*Aim*:
Copy out the material below in full, but not its images.

• • • • •

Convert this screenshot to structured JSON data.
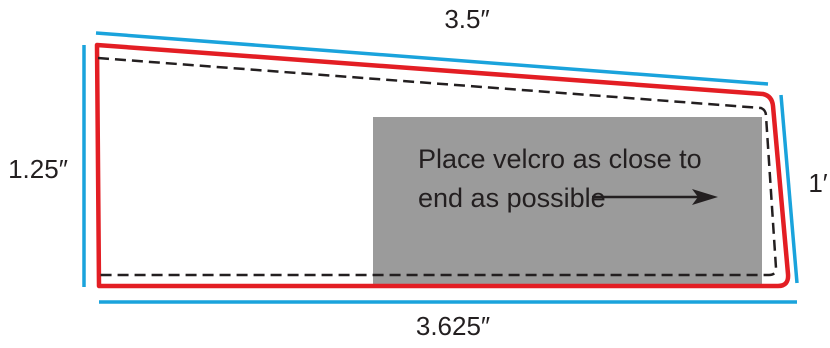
{
  "dimensions": {
    "top": "3.5″",
    "left": "1.25″",
    "right": "1′",
    "bottom": "3.625″"
  },
  "note": {
    "line1": "Place velcro as close to",
    "line2": "end as possible"
  },
  "colors": {
    "dimension_line": "#1aa3dc",
    "cut_outline": "#e31e24",
    "stitch_line": "#231f20",
    "note_box": "#9b9b9b",
    "text": "#231f20"
  }
}
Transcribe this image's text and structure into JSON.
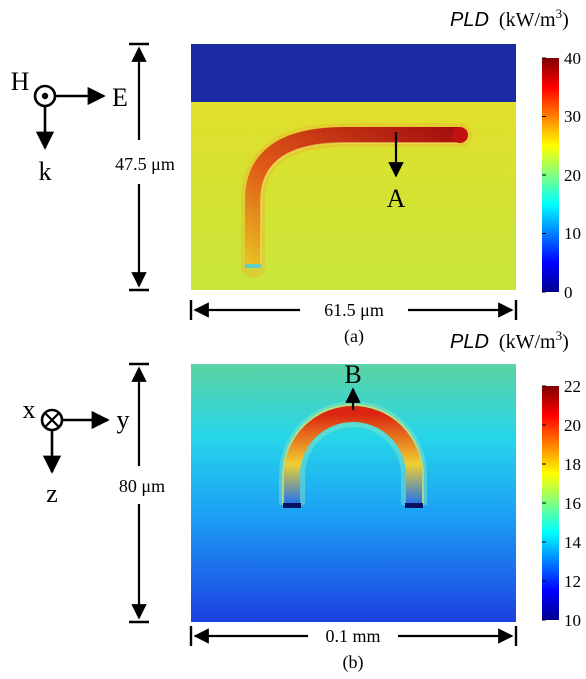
{
  "figure_a": {
    "cbar_title_symbol": "PLD",
    "cbar_title_unit": "(kW/m",
    "cbar_title_exp": "3",
    "cbar_title_close": ")",
    "cbar_ticks": [
      "40",
      "30",
      "20",
      "10",
      "0"
    ],
    "axis_H": "H",
    "axis_E": "E",
    "axis_k": "k",
    "height_label": "47.5 μm",
    "width_label": "61.5 μm",
    "point_label": "A",
    "caption": "(a)"
  },
  "figure_b": {
    "cbar_title_symbol": "PLD",
    "cbar_title_unit": "(kW/m",
    "cbar_title_exp": "3",
    "cbar_title_close": ")",
    "cbar_ticks": [
      "22",
      "20",
      "18",
      "16",
      "14",
      "12",
      "10"
    ],
    "axis_x": "x",
    "axis_y": "y",
    "axis_z": "z",
    "height_label": "80 μm",
    "width_label": "0.1 mm",
    "point_label": "B",
    "caption": "(b)"
  },
  "colors": {
    "deep_blue": "#1a2aa0",
    "field_a": "#cfe12a",
    "field_b_top": "#5ed6a8",
    "field_b_bottom": "#1f42e0",
    "hot": "#d42010",
    "dark_red": "#7a0000"
  }
}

• • • • •

*Task result*:
Convert this screenshot to structured JSON data.
{
  "dimensions": {
    "top": "3.5″",
    "left": "1.25″",
    "right": "1′",
    "bottom": "3.625″"
  },
  "note": {
    "line1": "Place velcro as close to",
    "line2": "end as possible"
  },
  "colors": {
    "dimension_line": "#1aa3dc",
    "cut_outline": "#e31e24",
    "stitch_line": "#231f20",
    "note_box": "#9b9b9b",
    "text": "#231f20"
  }
}
Transcribe this image's text and structure into JSON.
{
  "figure_a": {
    "cbar_title_symbol": "PLD",
    "cbar_title_unit": "(kW/m",
    "cbar_title_exp": "3",
    "cbar_title_close": ")",
    "cbar_ticks": [
      "40",
      "30",
      "20",
      "10",
      "0"
    ],
    "axis_H": "H",
    "axis_E": "E",
    "axis_k": "k",
    "height_label": "47.5 μm",
    "width_label": "61.5 μm",
    "point_label": "A",
    "caption": "(a)"
  },
  "figure_b": {
    "cbar_title_symbol": "PLD",
    "cbar_title_unit": "(kW/m",
    "cbar_title_exp": "3",
    "cbar_title_close": ")",
    "cbar_ticks": [
      "22",
      "20",
      "18",
      "16",
      "14",
      "12",
      "10"
    ],
    "axis_x": "x",
    "axis_y": "y",
    "axis_z": "z",
    "height_label": "80 μm",
    "width_label": "0.1 mm",
    "point_label": "B",
    "caption": "(b)"
  },
  "colors": {
    "deep_blue": "#1a2aa0",
    "field_a": "#cfe12a",
    "field_b_top": "#5ed6a8",
    "field_b_bottom": "#1f42e0",
    "hot": "#d42010",
    "dark_red": "#7a0000"
  }
}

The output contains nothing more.